_Activity_.
Examine each line of the data, and copy the ones containing "host".

_Records for processing_.

☆ ☆ ☆ ☆ ☆

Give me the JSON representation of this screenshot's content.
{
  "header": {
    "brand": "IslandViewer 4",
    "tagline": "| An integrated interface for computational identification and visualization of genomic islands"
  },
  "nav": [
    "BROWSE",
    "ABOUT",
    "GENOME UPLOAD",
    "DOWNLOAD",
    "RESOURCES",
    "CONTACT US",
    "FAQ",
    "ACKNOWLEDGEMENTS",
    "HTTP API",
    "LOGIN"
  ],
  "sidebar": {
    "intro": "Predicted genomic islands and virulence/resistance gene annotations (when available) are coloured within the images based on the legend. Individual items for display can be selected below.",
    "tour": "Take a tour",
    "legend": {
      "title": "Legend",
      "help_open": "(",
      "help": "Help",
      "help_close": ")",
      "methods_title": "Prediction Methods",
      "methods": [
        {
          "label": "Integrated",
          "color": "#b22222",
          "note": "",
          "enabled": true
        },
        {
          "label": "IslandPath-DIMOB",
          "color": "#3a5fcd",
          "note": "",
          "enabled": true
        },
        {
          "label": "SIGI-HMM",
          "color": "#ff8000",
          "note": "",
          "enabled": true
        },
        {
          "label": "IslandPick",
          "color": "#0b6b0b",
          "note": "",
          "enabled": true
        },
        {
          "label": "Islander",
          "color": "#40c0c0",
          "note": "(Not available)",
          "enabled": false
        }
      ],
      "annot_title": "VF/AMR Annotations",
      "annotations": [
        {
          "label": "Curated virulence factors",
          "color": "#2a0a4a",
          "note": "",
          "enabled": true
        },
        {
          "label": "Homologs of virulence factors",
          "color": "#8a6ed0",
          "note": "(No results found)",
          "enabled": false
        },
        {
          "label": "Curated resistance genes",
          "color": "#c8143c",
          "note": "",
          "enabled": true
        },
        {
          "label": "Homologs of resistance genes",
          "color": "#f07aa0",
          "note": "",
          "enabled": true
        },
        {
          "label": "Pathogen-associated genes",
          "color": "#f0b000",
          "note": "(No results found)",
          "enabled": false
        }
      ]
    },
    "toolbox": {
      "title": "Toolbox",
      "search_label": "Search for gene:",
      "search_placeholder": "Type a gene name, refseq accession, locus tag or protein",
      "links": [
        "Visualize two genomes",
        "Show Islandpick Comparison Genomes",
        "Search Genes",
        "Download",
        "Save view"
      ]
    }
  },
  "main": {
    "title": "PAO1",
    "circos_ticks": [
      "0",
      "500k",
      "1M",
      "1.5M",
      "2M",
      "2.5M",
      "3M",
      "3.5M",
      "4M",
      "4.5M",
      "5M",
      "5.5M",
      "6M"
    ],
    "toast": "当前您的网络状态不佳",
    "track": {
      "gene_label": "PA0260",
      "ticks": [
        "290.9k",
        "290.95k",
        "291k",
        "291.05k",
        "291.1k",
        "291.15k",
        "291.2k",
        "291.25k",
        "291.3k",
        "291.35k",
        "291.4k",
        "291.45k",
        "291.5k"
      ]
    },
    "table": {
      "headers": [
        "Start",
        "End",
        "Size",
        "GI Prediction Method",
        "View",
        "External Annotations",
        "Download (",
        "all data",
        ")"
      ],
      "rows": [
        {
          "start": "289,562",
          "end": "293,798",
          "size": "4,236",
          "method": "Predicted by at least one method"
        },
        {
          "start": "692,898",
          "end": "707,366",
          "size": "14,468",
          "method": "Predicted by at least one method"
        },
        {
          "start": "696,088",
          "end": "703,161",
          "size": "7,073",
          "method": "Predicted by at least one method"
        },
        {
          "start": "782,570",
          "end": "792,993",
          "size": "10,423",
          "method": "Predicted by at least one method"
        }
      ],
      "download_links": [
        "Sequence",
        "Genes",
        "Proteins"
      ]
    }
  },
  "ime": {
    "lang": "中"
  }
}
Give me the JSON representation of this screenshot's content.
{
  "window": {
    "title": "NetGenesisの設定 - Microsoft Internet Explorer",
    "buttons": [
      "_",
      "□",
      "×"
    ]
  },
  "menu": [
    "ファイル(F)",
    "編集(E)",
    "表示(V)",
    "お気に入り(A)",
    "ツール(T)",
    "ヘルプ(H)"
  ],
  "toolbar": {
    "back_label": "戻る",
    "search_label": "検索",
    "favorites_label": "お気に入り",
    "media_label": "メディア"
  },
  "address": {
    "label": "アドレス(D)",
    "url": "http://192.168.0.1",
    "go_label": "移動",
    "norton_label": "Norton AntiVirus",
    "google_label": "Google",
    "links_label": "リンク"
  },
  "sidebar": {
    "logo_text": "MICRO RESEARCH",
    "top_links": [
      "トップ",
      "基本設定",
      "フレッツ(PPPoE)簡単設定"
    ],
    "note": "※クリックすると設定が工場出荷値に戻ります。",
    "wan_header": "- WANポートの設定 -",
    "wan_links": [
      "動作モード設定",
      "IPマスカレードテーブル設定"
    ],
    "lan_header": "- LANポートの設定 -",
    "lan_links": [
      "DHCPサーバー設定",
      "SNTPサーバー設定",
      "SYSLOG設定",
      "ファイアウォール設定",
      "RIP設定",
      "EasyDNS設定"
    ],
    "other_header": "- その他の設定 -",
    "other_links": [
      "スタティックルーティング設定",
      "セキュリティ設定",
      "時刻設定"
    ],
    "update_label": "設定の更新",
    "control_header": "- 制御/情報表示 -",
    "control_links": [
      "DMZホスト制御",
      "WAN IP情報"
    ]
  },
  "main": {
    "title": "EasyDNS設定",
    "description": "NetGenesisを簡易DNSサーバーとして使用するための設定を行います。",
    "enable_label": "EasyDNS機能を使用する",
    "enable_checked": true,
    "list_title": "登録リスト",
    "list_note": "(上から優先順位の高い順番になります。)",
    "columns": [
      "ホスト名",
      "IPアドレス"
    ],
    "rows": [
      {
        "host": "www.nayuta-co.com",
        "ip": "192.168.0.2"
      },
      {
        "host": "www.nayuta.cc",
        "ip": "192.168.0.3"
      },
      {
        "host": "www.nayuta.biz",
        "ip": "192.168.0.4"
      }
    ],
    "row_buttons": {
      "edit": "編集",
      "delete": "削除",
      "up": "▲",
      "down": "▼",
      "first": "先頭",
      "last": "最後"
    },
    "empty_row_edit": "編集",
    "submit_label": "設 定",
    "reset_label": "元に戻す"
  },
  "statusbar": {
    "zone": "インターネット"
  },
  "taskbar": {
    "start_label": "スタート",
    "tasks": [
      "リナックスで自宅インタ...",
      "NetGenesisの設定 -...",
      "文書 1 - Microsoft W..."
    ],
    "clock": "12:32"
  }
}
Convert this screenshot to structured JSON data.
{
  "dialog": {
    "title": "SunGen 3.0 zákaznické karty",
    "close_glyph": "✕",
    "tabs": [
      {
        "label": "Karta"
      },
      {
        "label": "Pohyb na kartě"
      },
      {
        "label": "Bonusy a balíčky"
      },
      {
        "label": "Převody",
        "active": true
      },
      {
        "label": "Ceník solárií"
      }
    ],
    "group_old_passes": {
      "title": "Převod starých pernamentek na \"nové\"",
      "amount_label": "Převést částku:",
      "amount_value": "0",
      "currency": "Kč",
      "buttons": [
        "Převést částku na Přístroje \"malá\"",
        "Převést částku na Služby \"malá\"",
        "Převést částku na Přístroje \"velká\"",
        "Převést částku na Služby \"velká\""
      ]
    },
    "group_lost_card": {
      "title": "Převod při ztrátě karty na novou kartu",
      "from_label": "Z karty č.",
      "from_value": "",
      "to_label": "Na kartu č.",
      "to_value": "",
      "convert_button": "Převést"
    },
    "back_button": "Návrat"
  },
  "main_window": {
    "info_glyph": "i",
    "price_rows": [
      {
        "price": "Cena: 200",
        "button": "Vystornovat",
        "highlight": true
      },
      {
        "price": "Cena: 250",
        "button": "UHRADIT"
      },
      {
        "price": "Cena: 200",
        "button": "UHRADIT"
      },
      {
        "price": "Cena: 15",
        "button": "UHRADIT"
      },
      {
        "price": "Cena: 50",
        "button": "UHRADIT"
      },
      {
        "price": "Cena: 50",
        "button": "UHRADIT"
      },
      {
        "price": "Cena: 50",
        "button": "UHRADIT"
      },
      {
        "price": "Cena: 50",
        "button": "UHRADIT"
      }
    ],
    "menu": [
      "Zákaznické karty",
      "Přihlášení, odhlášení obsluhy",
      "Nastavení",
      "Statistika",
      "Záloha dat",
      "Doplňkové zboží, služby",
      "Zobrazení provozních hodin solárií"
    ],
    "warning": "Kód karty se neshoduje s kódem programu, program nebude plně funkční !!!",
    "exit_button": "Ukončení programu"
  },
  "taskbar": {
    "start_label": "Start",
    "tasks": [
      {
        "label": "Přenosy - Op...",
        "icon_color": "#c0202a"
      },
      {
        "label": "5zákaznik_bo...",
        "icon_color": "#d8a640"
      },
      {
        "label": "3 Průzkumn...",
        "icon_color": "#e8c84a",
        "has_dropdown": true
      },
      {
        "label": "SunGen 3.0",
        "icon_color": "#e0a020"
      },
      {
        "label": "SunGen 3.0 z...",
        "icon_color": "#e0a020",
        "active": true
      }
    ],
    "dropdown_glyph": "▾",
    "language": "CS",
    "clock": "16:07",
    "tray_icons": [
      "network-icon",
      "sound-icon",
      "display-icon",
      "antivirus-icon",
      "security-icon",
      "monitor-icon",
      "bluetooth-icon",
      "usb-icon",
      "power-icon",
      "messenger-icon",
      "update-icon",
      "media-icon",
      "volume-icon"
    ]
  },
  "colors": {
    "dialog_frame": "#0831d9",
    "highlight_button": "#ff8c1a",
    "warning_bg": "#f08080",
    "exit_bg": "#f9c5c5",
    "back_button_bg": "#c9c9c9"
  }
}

☆ ☆ ☆ ☆ ☆

_Answer for the task_.
        "host": "www.nayuta-co.com",
        "host": "www.nayuta.cc",
        "host": "www.nayuta.biz",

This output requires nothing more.